:: Records supplied ::

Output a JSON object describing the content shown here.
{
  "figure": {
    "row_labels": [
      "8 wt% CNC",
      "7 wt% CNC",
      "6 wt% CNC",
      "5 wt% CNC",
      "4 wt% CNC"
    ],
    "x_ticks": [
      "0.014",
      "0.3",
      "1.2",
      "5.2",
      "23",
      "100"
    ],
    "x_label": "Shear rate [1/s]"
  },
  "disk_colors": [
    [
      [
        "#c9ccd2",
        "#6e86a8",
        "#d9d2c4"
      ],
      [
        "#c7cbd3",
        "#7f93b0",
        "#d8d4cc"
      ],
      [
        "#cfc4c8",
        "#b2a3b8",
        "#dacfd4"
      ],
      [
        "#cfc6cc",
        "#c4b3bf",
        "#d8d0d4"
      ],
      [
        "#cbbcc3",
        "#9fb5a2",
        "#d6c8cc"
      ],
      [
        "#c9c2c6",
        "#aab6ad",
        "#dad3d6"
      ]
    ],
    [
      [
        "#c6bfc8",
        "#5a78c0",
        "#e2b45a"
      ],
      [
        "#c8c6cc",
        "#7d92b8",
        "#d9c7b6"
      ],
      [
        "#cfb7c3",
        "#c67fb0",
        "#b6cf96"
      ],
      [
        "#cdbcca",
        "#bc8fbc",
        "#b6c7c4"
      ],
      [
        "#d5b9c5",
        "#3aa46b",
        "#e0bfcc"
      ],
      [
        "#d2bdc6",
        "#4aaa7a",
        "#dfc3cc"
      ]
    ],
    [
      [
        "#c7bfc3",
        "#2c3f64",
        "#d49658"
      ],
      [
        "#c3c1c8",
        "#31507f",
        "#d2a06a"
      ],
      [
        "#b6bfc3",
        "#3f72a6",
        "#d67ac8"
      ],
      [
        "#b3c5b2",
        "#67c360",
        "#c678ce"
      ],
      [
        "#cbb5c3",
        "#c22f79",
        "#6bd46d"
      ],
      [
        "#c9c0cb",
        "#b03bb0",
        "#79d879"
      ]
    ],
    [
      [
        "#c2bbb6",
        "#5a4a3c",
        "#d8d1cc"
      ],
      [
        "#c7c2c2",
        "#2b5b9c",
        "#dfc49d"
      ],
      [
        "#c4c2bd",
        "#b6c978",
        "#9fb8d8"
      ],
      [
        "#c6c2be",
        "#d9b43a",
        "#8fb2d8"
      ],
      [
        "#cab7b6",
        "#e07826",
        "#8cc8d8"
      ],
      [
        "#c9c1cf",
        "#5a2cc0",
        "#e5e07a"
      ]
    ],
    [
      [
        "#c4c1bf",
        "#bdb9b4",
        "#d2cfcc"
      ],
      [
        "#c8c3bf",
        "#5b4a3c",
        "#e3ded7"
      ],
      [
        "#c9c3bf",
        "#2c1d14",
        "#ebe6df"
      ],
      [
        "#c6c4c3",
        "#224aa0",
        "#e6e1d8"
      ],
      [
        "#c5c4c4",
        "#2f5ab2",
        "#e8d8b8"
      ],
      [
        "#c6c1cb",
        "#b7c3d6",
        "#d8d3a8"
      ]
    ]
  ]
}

:::

### Task requirements
Output the entries verbatim.

### Response to this exercise
Output a JSON object describing the content shown here.
{
  "figure": {
    "row_labels": [
      "8 wt% CNC",
      "7 wt% CNC",
      "6 wt% CNC",
      "5 wt% CNC",
      "4 wt% CNC"
    ],
    "x_ticks": [
      "0.014",
      "0.3",
      "1.2",
      "5.2",
      "23",
      "100"
    ],
    "x_label": "Shear rate [1/s]"
  },
  "disk_colors": [
    [
      [
        "#c9ccd2",
        "#6e86a8",
        "#d9d2c4"
      ],
      [
        "#c7cbd3",
        "#7f93b0",
        "#d8d4cc"
      ],
      [
        "#cfc4c8",
        "#b2a3b8",
        "#dacfd4"
      ],
      [
        "#cfc6cc",
        "#c4b3bf",
        "#d8d0d4"
      ],
      [
        "#cbbcc3",
        "#9fb5a2",
        "#d6c8cc"
      ],
      [
        "#c9c2c6",
        "#aab6ad",
        "#dad3d6"
      ]
    ],
    [
      [
        "#c6bfc8",
        "#5a78c0",
        "#e2b45a"
      ],
      [
        "#c8c6cc",
        "#7d92b8",
        "#d9c7b6"
      ],
      [
        "#cfb7c3",
        "#c67fb0",
        "#b6cf96"
      ],
      [
        "#cdbcca",
        "#bc8fbc",
        "#b6c7c4"
      ],
      [
        "#d5b9c5",
        "#3aa46b",
        "#e0bfcc"
      ],
      [
        "#d2bdc6",
        "#4aaa7a",
        "#dfc3cc"
      ]
    ],
    [
      [
        "#c7bfc3",
        "#2c3f64",
        "#d49658"
      ],
      [
        "#c3c1c8",
        "#31507f",
        "#d2a06a"
      ],
      [
        "#b6bfc3",
        "#3f72a6",
        "#d67ac8"
      ],
      [
        "#b3c5b2",
        "#67c360",
        "#c678ce"
      ],
      [
        "#cbb5c3",
        "#c22f79",
        "#6bd46d"
      ],
      [
        "#c9c0cb",
        "#b03bb0",
        "#79d879"
      ]
    ],
    [
      [
        "#c2bbb6",
        "#5a4a3c",
        "#d8d1cc"
      ],
      [
        "#c7c2c2",
        "#2b5b9c",
        "#dfc49d"
      ],
      [
        "#c4c2bd",
        "#b6c978",
        "#9fb8d8"
      ],
      [
        "#c6c2be",
        "#d9b43a",
        "#8fb2d8"
      ],
      [
        "#cab7b6",
        "#e07826",
        "#8cc8d8"
      ],
      [
        "#c9c1cf",
        "#5a2cc0",
        "#e5e07a"
      ]
    ],
    [
      [
        "#c4c1bf",
        "#bdb9b4",
        "#d2cfcc"
      ],
      [
        "#c8c3bf",
        "#5b4a3c",
        "#e3ded7"
      ],
      [
        "#c9c3bf",
        "#2c1d14",
        "#ebe6df"
      ],
      [
        "#c6c4c3",
        "#224aa0",
        "#e6e1d8"
      ],
      [
        "#c5c4c4",
        "#2f5ab2",
        "#e8d8b8"
      ],
      [
        "#c6c1cb",
        "#b7c3d6",
        "#d8d3a8"
      ]
    ]
  ]
}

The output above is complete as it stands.